[Saved data entries]
-- -- --
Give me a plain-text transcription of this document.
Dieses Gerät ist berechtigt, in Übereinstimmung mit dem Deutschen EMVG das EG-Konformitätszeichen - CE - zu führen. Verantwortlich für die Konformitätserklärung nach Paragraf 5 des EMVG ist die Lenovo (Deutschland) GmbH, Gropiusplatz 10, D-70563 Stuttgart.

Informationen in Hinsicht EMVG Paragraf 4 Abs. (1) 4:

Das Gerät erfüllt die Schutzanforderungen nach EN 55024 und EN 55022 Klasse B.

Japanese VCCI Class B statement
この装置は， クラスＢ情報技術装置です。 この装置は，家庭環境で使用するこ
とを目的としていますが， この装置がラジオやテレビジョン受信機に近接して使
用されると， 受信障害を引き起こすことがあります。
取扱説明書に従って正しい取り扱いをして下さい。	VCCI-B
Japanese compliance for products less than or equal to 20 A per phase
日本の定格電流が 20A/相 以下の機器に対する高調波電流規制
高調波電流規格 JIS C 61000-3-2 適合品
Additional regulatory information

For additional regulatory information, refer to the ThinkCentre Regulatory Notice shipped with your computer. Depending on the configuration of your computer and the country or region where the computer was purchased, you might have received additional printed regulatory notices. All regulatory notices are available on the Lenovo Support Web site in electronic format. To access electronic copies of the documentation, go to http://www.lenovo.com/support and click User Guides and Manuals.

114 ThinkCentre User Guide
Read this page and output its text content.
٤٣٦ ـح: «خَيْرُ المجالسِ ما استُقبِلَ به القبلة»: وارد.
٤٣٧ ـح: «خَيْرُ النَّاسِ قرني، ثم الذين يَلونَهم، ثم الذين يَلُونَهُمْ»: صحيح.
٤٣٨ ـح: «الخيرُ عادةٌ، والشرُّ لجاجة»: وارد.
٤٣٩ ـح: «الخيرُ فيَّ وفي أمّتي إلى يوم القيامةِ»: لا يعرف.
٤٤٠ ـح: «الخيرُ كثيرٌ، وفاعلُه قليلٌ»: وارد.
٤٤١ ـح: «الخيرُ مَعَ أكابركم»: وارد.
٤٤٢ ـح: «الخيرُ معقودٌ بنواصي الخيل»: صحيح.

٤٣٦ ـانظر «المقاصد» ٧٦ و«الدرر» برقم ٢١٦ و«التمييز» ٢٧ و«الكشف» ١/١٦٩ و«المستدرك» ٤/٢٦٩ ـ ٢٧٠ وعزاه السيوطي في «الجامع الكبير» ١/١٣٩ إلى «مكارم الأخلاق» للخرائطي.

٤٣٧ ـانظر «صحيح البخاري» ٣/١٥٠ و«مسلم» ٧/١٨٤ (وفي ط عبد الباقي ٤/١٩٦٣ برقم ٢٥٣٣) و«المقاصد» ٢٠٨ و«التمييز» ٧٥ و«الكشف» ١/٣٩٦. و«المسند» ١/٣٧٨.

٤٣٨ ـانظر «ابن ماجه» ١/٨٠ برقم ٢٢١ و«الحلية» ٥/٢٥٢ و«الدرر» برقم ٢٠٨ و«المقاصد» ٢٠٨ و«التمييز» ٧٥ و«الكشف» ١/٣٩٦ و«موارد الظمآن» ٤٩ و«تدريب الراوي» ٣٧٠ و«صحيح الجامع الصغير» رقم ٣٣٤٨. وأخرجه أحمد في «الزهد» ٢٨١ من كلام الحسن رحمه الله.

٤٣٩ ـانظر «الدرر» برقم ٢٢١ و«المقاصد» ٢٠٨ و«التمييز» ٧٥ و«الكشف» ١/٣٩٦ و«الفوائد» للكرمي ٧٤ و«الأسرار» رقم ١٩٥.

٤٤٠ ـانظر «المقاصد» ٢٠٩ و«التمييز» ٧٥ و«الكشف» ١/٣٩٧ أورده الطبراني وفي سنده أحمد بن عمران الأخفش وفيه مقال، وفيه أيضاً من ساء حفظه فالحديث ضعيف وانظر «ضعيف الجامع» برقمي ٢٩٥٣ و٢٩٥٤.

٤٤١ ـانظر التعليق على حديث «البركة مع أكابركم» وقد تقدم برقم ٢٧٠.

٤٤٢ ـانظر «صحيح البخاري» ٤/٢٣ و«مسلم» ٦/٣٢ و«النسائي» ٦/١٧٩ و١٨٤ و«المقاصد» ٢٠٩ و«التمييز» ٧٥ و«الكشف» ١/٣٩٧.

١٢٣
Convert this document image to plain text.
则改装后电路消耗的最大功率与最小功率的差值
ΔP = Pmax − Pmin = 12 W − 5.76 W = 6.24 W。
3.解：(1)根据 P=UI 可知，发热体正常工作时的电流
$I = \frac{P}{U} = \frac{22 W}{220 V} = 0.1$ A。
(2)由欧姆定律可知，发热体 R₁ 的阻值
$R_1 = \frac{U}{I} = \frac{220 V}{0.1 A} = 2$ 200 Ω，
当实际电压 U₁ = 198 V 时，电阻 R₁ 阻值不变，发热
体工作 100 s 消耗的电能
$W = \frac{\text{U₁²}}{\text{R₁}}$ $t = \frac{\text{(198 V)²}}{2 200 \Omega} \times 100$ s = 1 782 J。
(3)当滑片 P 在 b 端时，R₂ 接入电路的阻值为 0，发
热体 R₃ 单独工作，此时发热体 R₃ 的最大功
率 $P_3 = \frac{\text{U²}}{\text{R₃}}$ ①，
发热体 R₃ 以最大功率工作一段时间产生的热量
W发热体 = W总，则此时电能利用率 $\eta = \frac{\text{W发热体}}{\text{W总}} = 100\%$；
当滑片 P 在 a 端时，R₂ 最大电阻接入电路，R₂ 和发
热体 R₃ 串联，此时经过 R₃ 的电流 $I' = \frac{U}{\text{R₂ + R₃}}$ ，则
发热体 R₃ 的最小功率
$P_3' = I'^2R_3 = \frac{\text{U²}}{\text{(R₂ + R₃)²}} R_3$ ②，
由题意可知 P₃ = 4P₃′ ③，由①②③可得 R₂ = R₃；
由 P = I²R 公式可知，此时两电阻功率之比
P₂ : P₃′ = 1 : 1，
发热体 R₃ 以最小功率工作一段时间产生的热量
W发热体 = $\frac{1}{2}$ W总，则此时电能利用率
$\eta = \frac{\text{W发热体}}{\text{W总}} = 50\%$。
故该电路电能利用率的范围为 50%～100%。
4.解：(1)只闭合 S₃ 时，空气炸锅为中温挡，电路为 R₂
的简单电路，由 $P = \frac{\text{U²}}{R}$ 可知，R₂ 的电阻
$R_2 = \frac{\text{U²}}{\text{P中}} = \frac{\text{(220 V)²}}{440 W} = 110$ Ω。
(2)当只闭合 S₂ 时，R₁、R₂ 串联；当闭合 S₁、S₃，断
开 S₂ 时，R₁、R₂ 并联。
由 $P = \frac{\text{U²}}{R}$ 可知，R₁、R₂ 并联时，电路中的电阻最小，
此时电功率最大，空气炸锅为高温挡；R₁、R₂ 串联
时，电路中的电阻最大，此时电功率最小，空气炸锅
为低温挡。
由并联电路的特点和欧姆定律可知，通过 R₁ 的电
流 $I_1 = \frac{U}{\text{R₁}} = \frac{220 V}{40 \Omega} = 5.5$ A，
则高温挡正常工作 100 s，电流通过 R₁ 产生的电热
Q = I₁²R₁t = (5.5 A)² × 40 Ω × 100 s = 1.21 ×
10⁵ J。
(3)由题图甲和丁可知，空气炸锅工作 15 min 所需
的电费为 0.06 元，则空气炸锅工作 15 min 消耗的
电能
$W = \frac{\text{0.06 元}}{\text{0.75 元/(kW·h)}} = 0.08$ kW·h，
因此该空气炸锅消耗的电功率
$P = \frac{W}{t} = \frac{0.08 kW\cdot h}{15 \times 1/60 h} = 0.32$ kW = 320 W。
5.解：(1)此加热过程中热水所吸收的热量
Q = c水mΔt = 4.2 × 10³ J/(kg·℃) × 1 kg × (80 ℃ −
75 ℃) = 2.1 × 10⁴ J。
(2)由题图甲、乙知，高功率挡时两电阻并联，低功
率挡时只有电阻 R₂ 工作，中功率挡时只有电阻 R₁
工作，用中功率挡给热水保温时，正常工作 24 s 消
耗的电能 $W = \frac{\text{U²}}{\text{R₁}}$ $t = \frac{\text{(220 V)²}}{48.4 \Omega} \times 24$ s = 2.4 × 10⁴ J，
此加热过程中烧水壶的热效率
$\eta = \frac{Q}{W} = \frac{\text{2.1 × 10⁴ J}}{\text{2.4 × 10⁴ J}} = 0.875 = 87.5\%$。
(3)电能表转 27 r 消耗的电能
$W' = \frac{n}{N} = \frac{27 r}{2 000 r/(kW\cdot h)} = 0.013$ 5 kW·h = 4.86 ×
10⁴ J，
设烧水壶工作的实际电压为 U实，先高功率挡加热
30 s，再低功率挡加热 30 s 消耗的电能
-- -- --
▶ _EXERCISE DETAILS_: Copy each line above that contains the word "User".

▶ _ANSWER_:
For additional regulatory information, refer to the ThinkCentre Regulatory Notice shipped with your computer. Depending on the configuration of your computer and the country or region where the computer was purchased, you might have received additional printed regulatory notices. All regulatory notices are available on the Lenovo Support Web site in electronic format. To access electronic copies of the documentation, go to http://www.lenovo.com/support and click User Guides and Manuals.
114 ThinkCentre User Guide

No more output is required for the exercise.